**Task brief**
Pull every line that holds the word "output" from the entries.

**Material**
===============

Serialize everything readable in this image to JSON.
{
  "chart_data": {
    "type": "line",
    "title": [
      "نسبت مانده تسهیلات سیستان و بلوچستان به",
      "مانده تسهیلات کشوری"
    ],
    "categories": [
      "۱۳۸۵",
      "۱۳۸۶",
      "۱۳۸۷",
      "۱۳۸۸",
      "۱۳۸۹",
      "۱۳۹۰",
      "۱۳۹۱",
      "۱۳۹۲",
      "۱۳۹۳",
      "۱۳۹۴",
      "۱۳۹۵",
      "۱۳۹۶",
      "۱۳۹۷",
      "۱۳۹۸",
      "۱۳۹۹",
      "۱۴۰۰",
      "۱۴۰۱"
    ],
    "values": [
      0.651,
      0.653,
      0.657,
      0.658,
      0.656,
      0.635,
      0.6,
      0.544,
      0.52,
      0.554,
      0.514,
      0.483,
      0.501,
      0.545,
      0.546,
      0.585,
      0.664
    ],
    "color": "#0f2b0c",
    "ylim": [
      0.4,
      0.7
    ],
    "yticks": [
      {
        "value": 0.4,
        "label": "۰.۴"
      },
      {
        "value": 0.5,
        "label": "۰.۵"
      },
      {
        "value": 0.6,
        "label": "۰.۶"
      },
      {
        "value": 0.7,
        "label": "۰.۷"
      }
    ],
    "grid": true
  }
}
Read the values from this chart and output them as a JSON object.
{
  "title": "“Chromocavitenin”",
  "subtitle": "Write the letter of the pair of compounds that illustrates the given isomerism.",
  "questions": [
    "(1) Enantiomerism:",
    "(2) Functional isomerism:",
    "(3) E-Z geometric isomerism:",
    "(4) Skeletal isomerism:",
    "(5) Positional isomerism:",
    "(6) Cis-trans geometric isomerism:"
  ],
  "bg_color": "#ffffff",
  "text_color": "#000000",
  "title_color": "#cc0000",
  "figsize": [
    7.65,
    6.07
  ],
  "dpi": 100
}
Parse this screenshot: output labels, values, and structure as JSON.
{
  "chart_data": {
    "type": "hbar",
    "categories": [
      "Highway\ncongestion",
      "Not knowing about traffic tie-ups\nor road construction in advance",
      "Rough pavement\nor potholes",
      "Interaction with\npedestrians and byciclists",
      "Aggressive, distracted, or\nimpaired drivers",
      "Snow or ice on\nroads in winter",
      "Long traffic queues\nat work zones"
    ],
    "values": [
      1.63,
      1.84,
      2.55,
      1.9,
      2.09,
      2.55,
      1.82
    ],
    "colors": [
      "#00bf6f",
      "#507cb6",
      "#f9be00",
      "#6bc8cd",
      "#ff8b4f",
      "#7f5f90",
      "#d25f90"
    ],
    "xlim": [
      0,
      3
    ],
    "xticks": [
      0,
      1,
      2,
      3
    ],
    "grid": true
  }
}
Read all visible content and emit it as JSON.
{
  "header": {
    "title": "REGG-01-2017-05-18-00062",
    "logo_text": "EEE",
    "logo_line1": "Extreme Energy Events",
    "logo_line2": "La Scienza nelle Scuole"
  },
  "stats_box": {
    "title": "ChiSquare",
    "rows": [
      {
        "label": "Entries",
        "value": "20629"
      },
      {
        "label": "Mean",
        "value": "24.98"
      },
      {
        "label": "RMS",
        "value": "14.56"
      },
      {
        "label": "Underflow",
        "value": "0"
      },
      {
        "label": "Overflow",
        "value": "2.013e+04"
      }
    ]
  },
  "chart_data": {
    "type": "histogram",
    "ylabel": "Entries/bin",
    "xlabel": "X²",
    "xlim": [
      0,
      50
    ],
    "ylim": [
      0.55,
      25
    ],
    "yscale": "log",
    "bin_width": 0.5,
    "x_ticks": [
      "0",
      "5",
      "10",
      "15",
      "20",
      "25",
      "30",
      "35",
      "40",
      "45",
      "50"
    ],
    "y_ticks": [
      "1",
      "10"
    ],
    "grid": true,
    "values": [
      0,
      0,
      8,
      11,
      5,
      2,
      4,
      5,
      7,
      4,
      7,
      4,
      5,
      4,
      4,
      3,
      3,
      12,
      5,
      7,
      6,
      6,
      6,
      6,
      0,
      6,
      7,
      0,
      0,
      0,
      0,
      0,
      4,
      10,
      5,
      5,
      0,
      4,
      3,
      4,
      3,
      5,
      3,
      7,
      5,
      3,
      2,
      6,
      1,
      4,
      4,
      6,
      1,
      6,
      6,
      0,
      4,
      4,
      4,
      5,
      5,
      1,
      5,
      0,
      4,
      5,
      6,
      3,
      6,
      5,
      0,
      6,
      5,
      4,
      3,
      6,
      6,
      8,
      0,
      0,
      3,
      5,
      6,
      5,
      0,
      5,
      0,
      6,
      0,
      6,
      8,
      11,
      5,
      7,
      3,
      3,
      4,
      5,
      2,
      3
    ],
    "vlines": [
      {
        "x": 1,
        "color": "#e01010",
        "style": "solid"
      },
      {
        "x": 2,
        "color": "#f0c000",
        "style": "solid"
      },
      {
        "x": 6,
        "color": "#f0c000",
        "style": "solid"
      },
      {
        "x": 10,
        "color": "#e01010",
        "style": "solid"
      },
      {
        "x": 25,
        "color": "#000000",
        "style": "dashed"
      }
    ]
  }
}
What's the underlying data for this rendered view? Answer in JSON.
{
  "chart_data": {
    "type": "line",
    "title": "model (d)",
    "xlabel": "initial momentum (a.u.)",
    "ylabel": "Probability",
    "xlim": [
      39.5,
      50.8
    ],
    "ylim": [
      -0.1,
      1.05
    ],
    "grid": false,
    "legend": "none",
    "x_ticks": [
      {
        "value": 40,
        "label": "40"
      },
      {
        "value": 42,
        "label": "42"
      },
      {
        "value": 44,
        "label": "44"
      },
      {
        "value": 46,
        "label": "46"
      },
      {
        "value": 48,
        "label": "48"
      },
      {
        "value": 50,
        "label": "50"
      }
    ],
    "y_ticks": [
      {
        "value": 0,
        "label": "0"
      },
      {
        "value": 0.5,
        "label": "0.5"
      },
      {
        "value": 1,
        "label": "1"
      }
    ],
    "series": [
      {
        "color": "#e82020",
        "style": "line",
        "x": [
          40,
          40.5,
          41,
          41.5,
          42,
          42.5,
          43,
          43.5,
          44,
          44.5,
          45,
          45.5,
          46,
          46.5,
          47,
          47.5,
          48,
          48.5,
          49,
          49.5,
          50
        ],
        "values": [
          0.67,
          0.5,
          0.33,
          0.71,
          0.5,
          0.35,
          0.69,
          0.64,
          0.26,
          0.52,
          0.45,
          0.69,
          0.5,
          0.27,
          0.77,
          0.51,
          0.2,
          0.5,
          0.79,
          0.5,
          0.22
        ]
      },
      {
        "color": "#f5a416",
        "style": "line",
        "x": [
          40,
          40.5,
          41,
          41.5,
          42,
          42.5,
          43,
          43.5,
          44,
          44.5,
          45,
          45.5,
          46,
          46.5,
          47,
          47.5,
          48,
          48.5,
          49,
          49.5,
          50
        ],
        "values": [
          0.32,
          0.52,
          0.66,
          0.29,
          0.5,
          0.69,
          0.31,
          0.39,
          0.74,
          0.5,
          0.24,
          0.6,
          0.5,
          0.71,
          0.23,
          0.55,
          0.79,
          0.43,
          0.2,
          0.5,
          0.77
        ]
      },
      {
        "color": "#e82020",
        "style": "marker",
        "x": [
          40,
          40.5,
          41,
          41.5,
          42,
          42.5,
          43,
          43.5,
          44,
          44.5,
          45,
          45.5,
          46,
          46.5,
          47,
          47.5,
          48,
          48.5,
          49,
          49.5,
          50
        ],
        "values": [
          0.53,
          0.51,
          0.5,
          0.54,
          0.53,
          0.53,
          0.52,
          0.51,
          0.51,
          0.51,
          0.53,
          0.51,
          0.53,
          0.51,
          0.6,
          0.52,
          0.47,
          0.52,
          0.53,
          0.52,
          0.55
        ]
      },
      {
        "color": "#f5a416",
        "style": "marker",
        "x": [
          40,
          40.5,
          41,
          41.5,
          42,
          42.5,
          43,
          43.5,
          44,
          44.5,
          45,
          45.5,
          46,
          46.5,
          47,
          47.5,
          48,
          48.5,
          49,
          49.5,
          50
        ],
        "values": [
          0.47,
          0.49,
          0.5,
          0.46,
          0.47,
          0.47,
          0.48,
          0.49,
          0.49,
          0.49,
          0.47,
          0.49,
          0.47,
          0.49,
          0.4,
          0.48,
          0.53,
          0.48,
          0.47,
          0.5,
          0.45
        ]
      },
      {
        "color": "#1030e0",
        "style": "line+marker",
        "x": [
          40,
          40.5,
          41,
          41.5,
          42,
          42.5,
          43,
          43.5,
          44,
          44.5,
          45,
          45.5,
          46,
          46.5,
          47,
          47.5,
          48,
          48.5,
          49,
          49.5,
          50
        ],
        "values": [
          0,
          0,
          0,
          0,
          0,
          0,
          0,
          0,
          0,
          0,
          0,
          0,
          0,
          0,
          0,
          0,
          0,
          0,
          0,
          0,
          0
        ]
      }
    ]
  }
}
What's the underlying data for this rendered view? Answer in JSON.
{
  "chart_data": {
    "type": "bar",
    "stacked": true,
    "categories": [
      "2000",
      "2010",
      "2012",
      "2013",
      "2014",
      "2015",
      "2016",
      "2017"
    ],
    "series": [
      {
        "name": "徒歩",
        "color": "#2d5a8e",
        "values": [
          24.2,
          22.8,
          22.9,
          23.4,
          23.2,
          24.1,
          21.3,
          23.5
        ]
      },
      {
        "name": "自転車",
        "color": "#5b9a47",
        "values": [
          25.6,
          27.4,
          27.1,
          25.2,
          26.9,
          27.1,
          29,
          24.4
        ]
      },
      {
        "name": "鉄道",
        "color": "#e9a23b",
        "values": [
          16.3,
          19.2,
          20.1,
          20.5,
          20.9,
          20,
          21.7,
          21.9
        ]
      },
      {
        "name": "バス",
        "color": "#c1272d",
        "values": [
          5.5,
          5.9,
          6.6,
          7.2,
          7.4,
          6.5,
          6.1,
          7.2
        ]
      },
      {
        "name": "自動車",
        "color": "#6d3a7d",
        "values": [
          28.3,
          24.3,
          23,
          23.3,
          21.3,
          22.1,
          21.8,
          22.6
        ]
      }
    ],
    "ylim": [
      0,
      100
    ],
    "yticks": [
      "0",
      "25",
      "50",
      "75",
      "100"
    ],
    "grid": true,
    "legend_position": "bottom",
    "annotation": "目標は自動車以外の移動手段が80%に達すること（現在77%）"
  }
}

===============

**Solution to the problem**
Read the values from this chart and output them as a JSON object.
Parse this screenshot: output labels, values, and structure as JSON.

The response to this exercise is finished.